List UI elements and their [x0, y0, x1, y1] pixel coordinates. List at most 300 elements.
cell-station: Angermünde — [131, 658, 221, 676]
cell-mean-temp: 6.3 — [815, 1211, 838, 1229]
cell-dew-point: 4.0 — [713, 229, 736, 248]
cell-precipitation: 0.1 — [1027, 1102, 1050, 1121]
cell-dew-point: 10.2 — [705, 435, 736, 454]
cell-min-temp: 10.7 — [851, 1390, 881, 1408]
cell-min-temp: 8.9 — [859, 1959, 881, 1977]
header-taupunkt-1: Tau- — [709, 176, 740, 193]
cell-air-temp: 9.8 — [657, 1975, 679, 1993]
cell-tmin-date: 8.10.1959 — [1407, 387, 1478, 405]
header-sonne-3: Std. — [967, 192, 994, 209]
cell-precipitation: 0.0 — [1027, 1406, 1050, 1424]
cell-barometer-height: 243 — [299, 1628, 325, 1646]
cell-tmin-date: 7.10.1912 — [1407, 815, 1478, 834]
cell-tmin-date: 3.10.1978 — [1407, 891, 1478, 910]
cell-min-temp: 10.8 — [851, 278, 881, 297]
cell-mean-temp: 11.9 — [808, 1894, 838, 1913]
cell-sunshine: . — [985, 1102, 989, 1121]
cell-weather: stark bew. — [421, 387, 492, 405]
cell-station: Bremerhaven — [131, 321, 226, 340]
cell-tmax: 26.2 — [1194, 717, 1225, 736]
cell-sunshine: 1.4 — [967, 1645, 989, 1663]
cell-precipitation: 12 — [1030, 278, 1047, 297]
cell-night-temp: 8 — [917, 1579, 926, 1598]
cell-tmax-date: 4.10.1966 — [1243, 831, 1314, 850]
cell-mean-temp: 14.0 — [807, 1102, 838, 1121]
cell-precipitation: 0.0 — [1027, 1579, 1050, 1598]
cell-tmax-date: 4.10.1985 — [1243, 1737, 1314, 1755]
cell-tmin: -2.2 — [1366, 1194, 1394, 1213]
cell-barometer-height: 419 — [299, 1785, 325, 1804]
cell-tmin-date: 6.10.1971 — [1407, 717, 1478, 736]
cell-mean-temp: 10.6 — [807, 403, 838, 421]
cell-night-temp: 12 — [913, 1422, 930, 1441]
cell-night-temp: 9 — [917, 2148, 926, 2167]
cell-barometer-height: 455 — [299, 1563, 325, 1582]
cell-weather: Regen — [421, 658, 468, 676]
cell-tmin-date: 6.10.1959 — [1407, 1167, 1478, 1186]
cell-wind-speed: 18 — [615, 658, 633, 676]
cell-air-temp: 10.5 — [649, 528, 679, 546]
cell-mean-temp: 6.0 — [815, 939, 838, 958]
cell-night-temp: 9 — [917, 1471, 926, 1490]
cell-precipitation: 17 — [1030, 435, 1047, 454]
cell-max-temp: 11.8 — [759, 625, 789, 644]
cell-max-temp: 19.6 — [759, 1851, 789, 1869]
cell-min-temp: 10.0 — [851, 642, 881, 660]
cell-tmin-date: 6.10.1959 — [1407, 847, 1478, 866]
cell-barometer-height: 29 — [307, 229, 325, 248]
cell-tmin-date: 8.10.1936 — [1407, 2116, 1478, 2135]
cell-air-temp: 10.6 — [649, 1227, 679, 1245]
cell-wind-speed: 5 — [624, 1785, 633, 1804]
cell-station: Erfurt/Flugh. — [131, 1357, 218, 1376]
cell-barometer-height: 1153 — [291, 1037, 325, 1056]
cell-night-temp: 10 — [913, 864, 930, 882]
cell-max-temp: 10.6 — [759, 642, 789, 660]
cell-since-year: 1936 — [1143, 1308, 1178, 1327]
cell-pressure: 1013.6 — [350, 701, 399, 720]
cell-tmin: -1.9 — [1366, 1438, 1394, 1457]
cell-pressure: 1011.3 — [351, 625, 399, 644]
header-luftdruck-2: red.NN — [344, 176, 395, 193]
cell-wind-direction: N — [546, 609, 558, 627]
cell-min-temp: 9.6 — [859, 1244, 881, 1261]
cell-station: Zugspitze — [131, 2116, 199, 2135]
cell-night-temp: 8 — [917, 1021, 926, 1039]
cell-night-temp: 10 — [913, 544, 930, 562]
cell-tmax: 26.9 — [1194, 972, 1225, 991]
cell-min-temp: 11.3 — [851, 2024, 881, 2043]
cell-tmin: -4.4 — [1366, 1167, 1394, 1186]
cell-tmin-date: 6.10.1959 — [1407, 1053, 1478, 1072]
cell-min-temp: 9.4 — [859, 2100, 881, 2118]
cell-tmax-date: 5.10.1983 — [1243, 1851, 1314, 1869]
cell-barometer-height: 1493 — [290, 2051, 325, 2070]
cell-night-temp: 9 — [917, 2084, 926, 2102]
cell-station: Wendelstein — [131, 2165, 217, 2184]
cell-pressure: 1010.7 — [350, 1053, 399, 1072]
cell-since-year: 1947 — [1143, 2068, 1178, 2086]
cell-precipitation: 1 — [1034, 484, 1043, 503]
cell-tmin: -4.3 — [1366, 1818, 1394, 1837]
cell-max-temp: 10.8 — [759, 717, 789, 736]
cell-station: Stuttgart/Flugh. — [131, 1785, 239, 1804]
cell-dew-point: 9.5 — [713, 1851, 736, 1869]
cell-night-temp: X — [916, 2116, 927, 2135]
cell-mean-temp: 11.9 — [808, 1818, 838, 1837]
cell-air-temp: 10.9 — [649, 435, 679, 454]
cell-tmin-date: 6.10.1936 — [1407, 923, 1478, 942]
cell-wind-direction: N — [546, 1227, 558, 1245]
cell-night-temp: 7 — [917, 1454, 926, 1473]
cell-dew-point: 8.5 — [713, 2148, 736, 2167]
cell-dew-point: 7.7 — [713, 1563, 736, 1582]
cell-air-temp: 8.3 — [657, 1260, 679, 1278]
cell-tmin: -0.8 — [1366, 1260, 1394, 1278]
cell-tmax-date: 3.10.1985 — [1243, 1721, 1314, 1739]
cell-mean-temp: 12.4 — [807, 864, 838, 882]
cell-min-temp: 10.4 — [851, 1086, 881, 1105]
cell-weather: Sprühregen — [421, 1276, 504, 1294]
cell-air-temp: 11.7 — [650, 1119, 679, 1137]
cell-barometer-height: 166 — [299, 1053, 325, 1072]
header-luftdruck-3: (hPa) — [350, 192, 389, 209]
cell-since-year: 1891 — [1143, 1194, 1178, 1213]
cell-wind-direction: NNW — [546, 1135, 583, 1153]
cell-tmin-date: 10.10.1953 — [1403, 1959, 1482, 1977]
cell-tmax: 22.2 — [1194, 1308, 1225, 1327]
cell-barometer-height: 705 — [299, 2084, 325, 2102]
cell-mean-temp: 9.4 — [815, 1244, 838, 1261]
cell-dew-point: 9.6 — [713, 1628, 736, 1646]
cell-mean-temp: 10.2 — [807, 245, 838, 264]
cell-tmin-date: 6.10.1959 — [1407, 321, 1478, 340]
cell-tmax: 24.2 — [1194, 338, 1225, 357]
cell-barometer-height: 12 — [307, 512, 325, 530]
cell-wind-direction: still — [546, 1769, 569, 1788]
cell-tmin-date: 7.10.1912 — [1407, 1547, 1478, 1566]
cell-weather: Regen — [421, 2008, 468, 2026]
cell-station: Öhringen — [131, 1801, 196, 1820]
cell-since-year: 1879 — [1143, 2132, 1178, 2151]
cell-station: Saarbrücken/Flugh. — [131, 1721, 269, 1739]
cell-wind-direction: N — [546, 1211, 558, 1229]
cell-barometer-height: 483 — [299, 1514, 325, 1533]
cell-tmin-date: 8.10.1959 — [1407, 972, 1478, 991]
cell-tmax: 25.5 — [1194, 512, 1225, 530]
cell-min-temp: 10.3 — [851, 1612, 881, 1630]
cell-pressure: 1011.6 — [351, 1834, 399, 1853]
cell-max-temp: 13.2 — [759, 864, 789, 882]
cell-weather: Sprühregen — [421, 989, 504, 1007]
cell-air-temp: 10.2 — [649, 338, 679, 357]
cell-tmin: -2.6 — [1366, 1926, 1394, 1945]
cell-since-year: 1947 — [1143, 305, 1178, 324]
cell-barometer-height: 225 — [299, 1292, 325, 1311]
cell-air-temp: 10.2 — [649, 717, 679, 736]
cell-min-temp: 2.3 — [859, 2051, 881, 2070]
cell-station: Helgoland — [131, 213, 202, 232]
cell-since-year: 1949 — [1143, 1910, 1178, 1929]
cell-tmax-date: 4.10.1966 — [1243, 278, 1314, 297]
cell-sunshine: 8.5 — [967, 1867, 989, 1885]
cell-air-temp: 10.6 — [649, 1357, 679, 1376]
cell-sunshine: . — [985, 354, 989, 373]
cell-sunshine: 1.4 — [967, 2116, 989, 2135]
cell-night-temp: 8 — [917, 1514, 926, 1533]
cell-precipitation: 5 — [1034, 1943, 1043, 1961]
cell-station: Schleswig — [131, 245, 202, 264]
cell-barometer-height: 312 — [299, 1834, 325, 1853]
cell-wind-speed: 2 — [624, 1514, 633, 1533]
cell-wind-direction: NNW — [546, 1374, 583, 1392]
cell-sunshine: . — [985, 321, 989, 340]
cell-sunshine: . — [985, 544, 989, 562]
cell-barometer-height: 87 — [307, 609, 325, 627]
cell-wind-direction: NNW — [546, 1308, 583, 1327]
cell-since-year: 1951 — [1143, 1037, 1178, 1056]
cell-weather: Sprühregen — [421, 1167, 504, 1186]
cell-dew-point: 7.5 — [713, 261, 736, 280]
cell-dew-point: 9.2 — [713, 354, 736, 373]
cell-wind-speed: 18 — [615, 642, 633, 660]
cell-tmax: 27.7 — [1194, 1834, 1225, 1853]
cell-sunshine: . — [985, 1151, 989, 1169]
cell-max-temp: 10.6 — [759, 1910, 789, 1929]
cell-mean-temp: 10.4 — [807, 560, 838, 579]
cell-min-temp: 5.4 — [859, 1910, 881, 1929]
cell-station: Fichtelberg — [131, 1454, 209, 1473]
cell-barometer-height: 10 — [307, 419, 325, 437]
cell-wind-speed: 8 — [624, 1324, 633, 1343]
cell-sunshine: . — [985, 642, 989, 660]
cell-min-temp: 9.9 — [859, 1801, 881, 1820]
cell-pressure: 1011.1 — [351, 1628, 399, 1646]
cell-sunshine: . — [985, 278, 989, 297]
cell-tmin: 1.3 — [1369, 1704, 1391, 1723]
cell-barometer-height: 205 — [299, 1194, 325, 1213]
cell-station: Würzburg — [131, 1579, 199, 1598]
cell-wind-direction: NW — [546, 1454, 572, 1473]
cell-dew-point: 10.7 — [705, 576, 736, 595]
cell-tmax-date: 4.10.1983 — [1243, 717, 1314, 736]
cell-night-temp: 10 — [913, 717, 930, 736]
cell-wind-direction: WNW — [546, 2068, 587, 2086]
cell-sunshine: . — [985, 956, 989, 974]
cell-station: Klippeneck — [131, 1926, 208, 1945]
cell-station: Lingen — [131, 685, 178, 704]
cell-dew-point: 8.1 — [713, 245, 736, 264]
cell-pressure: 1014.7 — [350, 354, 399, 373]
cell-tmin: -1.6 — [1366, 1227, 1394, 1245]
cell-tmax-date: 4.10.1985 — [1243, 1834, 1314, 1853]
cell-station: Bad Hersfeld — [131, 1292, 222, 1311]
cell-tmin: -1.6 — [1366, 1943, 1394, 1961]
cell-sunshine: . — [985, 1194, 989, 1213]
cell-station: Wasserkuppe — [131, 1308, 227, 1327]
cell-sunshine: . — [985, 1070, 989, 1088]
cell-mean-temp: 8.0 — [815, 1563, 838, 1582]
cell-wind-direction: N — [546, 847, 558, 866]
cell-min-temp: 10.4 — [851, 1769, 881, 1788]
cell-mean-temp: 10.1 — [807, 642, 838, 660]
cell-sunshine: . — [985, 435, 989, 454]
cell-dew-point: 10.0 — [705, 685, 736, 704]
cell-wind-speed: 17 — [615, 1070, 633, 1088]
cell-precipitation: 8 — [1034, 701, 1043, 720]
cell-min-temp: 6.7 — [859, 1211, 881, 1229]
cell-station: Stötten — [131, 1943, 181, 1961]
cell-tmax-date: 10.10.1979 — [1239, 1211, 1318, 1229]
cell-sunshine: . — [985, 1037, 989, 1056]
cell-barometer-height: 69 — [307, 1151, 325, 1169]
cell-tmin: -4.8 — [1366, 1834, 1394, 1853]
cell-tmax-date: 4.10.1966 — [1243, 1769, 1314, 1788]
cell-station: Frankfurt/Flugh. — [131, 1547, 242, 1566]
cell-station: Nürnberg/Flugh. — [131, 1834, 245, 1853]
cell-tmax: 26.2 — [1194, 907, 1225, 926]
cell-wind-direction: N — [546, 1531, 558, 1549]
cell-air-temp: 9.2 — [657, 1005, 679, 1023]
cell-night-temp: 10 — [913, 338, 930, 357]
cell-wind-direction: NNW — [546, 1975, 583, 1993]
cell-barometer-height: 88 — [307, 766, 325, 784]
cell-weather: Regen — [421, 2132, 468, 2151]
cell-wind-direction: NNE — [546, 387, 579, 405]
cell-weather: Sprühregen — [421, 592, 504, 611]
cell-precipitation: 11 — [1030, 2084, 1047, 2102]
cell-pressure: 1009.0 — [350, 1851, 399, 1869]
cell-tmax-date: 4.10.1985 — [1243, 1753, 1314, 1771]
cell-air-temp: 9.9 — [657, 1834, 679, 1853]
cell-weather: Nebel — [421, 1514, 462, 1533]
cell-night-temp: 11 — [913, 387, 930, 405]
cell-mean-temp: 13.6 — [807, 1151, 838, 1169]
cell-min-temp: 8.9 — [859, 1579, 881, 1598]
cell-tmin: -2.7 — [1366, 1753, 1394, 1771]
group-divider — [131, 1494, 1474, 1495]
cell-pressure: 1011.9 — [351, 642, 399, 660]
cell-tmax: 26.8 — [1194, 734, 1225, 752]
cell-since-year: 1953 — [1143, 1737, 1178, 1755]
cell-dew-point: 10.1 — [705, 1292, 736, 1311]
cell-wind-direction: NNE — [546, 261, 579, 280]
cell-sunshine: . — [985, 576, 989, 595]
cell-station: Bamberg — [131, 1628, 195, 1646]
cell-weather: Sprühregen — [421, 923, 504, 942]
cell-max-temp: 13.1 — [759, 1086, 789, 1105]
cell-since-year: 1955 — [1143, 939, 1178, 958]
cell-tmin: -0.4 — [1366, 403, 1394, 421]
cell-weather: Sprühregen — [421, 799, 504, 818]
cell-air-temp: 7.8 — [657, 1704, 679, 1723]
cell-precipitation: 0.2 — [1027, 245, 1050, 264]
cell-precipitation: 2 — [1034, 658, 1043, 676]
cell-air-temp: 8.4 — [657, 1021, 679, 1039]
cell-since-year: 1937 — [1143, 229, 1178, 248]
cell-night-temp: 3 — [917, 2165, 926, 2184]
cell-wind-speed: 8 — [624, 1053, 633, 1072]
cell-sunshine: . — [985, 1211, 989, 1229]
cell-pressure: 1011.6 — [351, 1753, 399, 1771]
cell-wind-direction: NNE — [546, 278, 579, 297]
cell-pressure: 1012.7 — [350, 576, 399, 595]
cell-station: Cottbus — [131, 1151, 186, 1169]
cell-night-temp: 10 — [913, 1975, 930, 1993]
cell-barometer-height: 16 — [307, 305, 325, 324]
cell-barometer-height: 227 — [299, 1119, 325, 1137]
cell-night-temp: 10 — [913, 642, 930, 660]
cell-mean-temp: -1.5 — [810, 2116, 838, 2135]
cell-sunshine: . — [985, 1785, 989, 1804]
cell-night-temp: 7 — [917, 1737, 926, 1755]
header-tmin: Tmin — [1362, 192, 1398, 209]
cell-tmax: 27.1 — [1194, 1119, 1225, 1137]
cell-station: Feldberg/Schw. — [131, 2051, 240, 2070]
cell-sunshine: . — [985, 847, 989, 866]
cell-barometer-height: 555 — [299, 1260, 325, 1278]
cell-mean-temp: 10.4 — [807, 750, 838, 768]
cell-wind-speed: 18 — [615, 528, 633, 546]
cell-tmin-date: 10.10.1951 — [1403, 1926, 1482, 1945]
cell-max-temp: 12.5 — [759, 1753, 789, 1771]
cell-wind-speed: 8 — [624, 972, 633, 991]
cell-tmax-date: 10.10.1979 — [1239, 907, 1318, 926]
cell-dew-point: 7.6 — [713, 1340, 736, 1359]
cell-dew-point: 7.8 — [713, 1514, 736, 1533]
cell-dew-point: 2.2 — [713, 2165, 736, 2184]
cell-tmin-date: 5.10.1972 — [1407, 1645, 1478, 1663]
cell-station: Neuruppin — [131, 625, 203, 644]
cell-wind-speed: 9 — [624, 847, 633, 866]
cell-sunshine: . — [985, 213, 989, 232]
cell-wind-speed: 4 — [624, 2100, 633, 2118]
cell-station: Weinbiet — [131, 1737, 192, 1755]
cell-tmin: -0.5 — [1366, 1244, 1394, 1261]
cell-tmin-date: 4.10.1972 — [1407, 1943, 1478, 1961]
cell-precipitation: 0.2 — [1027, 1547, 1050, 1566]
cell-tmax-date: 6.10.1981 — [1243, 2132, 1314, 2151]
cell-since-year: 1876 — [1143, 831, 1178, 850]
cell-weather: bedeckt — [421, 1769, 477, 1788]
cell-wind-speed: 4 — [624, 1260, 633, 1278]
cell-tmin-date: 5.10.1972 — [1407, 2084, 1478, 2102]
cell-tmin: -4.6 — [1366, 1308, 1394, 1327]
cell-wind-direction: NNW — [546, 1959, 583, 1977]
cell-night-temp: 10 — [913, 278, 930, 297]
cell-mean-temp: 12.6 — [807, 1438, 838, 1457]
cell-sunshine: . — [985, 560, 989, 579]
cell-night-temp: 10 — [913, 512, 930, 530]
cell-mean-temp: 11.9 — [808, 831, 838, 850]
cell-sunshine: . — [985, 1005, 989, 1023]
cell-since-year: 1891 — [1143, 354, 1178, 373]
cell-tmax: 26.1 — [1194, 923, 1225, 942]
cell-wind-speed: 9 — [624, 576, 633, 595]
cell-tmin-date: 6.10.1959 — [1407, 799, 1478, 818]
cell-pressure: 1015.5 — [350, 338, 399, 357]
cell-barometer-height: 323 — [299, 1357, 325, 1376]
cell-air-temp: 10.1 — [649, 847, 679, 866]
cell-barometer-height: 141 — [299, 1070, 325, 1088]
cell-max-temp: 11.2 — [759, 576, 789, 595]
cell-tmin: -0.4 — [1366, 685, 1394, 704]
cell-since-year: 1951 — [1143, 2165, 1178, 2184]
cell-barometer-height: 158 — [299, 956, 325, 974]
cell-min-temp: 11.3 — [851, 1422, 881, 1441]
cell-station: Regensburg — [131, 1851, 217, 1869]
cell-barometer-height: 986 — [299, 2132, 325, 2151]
────────────────────
To do:
Print every line of the items, unchanged, from the very first one through the line containing "cell-wind-speed: 18 — [615, 658, 633, 676]", with both ends included.

Completed exercise:
List UI elements and their [x0, y0, x1, y1] pixel coordinates. List at most 300 elements.
cell-station: Angermünde — [131, 658, 221, 676]
cell-mean-temp: 6.3 — [815, 1211, 838, 1229]
cell-dew-point: 4.0 — [713, 229, 736, 248]
cell-precipitation: 0.1 — [1027, 1102, 1050, 1121]
cell-dew-point: 10.2 — [705, 435, 736, 454]
cell-min-temp: 10.7 — [851, 1390, 881, 1408]
cell-min-temp: 8.9 — [859, 1959, 881, 1977]
header-taupunkt-1: Tau- — [709, 176, 740, 193]
cell-air-temp: 9.8 — [657, 1975, 679, 1993]
cell-tmin-date: 8.10.1959 — [1407, 387, 1478, 405]
header-sonne-3: Std. — [967, 192, 994, 209]
cell-precipitation: 0.0 — [1027, 1406, 1050, 1424]
cell-barometer-height: 243 — [299, 1628, 325, 1646]
cell-tmin-date: 7.10.1912 — [1407, 815, 1478, 834]
cell-tmin-date: 3.10.1978 — [1407, 891, 1478, 910]
cell-min-temp: 10.8 — [851, 278, 881, 297]
cell-mean-temp: 11.9 — [808, 1894, 838, 1913]
cell-sunshine: . — [985, 1102, 989, 1121]
cell-weather: stark bew. — [421, 387, 492, 405]
cell-station: Bremerhaven — [131, 321, 226, 340]
cell-tmax: 26.2 — [1194, 717, 1225, 736]
cell-sunshine: 1.4 — [967, 1645, 989, 1663]
cell-precipitation: 12 — [1030, 278, 1047, 297]
cell-night-temp: 8 — [917, 1579, 926, 1598]
cell-tmax-date: 4.10.1966 — [1243, 831, 1314, 850]
cell-mean-temp: 14.0 — [807, 1102, 838, 1121]
cell-precipitation: 0.0 — [1027, 1579, 1050, 1598]
cell-tmax-date: 4.10.1985 — [1243, 1737, 1314, 1755]
cell-tmin: -2.2 — [1366, 1194, 1394, 1213]
cell-barometer-height: 419 — [299, 1785, 325, 1804]
cell-tmin-date: 6.10.1971 — [1407, 717, 1478, 736]
cell-mean-temp: 10.6 — [807, 403, 838, 421]
cell-night-temp: 12 — [913, 1422, 930, 1441]
cell-night-temp: 9 — [917, 2148, 926, 2167]
cell-barometer-height: 455 — [299, 1563, 325, 1582]
cell-weather: Regen — [421, 658, 468, 676]
cell-tmin-date: 6.10.1959 — [1407, 1167, 1478, 1186]
cell-wind-speed: 18 — [615, 658, 633, 676]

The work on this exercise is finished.